• [What you have to do]
Copy out all the lines in the records that include the word "caption".

• [Supplied material]

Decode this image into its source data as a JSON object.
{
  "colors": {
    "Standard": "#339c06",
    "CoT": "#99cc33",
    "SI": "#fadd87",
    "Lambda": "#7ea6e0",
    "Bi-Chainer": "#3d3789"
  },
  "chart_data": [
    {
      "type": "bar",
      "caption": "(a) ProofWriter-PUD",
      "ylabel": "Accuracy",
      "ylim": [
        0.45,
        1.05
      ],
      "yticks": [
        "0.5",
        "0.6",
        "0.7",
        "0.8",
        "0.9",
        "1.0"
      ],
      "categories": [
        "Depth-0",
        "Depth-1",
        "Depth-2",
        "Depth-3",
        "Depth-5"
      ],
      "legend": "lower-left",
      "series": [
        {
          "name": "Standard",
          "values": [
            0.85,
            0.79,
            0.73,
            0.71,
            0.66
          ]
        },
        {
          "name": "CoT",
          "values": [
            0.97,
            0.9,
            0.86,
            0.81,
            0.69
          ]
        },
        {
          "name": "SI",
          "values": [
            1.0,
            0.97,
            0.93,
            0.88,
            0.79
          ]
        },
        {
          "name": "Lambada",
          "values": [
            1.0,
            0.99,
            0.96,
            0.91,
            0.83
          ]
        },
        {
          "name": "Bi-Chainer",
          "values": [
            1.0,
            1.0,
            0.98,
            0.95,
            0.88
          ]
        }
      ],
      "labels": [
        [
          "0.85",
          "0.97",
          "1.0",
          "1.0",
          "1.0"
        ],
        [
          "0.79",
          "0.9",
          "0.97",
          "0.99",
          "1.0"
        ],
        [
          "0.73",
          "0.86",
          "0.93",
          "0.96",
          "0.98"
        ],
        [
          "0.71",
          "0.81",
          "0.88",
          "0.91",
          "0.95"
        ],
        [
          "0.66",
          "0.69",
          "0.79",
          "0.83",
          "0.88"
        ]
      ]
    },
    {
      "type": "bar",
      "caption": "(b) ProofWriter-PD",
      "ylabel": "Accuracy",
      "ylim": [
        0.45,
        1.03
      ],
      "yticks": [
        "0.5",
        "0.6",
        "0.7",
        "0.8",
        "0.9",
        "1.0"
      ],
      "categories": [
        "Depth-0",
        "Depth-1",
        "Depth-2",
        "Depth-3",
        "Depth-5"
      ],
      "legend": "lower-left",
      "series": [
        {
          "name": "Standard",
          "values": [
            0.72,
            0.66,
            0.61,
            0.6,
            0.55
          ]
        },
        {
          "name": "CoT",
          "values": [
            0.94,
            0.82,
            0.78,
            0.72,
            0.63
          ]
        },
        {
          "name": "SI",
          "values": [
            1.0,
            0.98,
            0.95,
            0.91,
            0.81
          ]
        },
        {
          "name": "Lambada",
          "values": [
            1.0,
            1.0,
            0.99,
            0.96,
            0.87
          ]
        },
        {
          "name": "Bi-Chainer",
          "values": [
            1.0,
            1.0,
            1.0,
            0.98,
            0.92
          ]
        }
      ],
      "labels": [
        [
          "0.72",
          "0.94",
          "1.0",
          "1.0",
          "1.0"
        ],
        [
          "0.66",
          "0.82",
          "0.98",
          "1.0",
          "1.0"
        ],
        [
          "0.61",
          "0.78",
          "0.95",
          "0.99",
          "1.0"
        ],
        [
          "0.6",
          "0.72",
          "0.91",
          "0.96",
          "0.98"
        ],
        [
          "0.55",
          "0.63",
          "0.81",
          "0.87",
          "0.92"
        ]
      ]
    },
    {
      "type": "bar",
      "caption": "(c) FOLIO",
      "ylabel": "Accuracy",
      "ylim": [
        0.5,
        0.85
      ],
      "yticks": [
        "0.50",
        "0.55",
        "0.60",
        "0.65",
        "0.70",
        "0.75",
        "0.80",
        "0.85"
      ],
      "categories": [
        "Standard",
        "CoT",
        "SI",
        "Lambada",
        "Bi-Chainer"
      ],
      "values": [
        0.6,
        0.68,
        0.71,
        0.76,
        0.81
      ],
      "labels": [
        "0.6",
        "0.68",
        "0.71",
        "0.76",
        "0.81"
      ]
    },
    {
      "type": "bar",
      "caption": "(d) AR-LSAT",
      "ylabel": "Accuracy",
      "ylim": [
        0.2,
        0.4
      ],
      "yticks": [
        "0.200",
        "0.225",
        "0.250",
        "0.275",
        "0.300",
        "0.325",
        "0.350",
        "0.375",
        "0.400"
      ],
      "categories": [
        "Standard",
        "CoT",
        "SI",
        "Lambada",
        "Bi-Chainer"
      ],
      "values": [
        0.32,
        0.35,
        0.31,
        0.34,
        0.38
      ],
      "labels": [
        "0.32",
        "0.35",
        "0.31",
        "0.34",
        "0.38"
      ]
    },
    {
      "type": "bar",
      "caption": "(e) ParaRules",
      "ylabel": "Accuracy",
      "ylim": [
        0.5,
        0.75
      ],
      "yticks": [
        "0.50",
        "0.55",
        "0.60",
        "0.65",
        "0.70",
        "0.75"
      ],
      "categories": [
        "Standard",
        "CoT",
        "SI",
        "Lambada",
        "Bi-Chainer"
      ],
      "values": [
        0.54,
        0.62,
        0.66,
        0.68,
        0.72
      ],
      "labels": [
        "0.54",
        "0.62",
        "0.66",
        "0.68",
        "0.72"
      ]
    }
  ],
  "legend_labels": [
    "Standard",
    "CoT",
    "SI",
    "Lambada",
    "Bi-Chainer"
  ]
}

• [Task solution]
      "caption": "(a) ProofWriter-PUD",
      "caption": "(b) ProofWriter-PD",
      "caption": "(c) FOLIO",
      "caption": "(d) AR-LSAT",
      "caption": "(e) ParaRules",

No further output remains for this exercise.